Collection entries:
START

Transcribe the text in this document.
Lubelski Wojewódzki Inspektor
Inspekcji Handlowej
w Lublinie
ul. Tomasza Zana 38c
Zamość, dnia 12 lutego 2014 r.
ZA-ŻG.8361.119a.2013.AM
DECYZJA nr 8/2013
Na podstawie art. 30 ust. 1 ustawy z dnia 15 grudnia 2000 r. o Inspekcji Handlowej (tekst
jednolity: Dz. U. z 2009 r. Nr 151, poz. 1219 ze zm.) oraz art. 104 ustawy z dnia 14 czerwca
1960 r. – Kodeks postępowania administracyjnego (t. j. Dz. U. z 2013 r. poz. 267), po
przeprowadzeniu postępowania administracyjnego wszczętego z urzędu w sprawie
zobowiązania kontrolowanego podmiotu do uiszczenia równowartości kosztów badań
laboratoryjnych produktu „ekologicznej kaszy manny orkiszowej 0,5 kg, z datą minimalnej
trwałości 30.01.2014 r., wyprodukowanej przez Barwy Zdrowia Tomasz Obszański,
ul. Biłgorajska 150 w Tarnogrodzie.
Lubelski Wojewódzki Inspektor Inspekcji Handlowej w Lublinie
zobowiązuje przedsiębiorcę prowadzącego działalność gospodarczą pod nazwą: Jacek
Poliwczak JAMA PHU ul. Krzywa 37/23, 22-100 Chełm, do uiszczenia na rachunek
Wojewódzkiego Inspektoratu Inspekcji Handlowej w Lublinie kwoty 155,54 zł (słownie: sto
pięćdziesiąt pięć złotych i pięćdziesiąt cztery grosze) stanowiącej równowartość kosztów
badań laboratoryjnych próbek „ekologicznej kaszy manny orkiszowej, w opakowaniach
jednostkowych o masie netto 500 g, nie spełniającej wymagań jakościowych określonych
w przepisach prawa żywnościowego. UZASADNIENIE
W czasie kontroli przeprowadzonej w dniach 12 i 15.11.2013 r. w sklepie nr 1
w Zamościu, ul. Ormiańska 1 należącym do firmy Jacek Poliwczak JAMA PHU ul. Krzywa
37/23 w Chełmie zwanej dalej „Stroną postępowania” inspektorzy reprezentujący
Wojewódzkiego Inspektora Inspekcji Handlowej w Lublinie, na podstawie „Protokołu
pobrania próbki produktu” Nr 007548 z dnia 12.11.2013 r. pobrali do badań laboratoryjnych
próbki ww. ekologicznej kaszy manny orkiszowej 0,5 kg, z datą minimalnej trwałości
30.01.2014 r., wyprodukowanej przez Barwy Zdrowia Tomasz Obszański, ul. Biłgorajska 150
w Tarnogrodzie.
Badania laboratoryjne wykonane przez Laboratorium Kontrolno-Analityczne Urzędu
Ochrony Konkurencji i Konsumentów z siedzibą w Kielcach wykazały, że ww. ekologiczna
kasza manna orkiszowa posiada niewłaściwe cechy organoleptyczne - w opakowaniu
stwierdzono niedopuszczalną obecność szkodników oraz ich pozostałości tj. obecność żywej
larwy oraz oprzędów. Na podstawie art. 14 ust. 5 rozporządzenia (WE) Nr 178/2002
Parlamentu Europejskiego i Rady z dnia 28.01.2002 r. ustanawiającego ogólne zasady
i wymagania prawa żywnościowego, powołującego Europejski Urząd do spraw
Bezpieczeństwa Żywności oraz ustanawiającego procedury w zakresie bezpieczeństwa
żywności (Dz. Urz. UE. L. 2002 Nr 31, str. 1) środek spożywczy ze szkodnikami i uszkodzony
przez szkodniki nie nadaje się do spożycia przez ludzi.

END

### What this task involves
Copy out each line of the records where the string "minimalnej" appears.

### Output for this task
laboratoryjnych produktu „ekologicznej kaszy manny orkiszowej 0,5 kg, z datą minimalnej
próbki ww. ekologicznej kaszy manny orkiszowej 0,5 kg, z datą minimalnej trwałości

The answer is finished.